Go through the listing below and gather every line with the word "name".

== Given records

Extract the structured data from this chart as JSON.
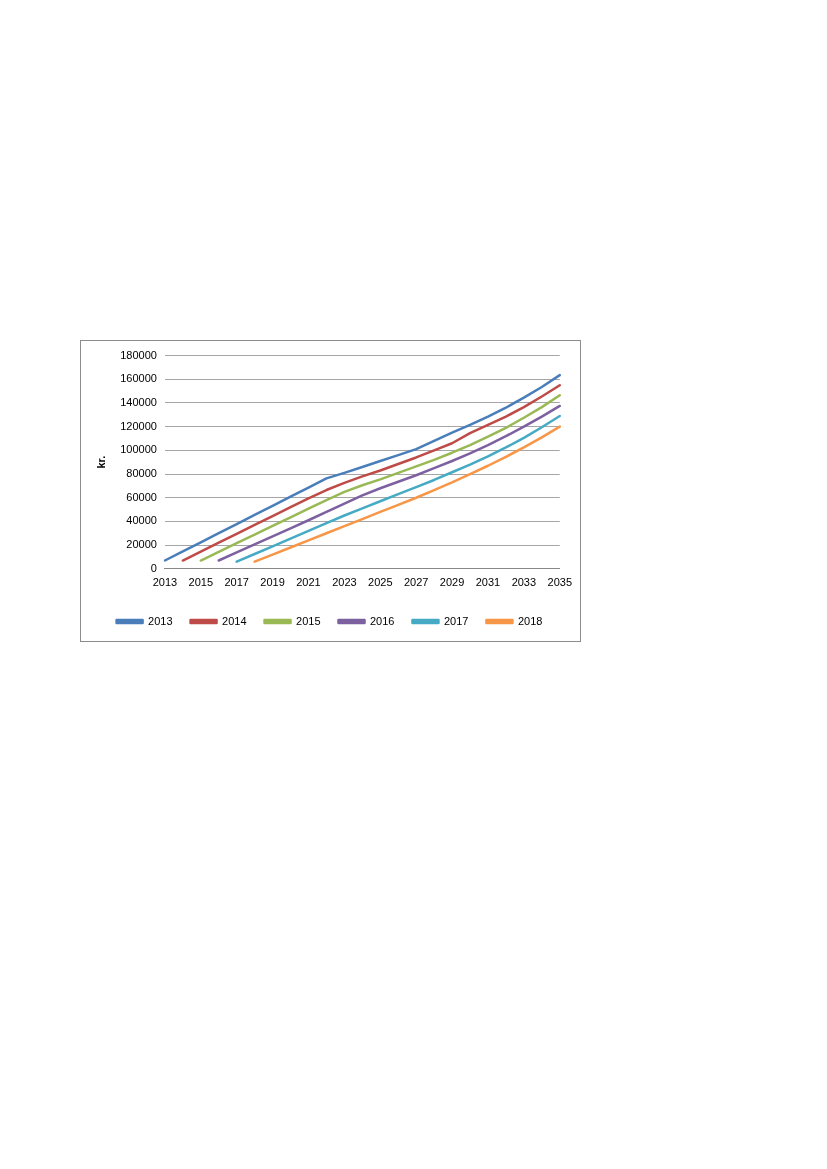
{
  "chart_data": {
    "type": "line",
    "ylabel": "kr.",
    "categories": [
      "2013",
      null,
      "2015",
      null,
      "2017",
      null,
      "2019",
      null,
      "2021",
      null,
      "2023",
      null,
      "2025",
      null,
      "2027",
      null,
      "2029",
      null,
      "2031",
      null,
      "2033",
      null,
      "2035"
    ],
    "ylim": [
      0,
      180000
    ],
    "yticks": [
      0,
      20000,
      40000,
      60000,
      80000,
      100000,
      120000,
      140000,
      160000,
      180000
    ],
    "grid": "y",
    "legend": "bottom",
    "marker": "none",
    "line_style": "solid",
    "series": [
      {
        "name": "2013",
        "color": "#4a7ebb",
        "values": [
          7000,
          14700,
          22400,
          30100,
          37800,
          45500,
          53200,
          60900,
          68600,
          76300,
          81000,
          86000,
          91000,
          96000,
          101000,
          108000,
          115000,
          121500,
          128500,
          136000,
          144500,
          153500,
          163500
        ]
      },
      {
        "name": "2014",
        "color": "#be4b48",
        "values": [
          null,
          7000,
          14500,
          22000,
          29500,
          37000,
          44500,
          52000,
          59500,
          66500,
          72500,
          78000,
          83000,
          88500,
          94000,
          100000,
          106000,
          114500,
          121500,
          128500,
          136500,
          145500,
          155000
        ]
      },
      {
        "name": "2015",
        "color": "#98b954",
        "values": [
          null,
          null,
          7000,
          14300,
          21600,
          28900,
          36200,
          43500,
          50800,
          58000,
          65000,
          70500,
          75500,
          81000,
          86500,
          92000,
          98000,
          104500,
          111500,
          119000,
          127500,
          136500,
          146500
        ]
      },
      {
        "name": "2016",
        "color": "#7d60a0",
        "values": [
          null,
          null,
          null,
          7000,
          13800,
          20600,
          27400,
          34200,
          41000,
          48000,
          55000,
          62000,
          68000,
          73500,
          79000,
          85000,
          91000,
          97500,
          104500,
          112000,
          120000,
          128500,
          137500
        ]
      },
      {
        "name": "2017",
        "color": "#46aac5",
        "values": [
          null,
          null,
          null,
          null,
          6000,
          12500,
          19000,
          25500,
          32000,
          38500,
          45000,
          51000,
          57000,
          63000,
          69000,
          75000,
          81500,
          88000,
          95000,
          102500,
          110500,
          119500,
          129000
        ]
      },
      {
        "name": "2018",
        "color": "#f79646",
        "values": [
          null,
          null,
          null,
          null,
          null,
          6000,
          12000,
          18000,
          24000,
          30000,
          36000,
          42000,
          48000,
          54000,
          60000,
          66500,
          73000,
          80000,
          87000,
          94500,
          102500,
          111000,
          120000
        ]
      }
    ]
  }
}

====

(Solution for this problem):
        "name": "2013",
        "name": "2014",
        "name": "2015",
        "name": "2016",
        "name": "2017",
        "name": "2018",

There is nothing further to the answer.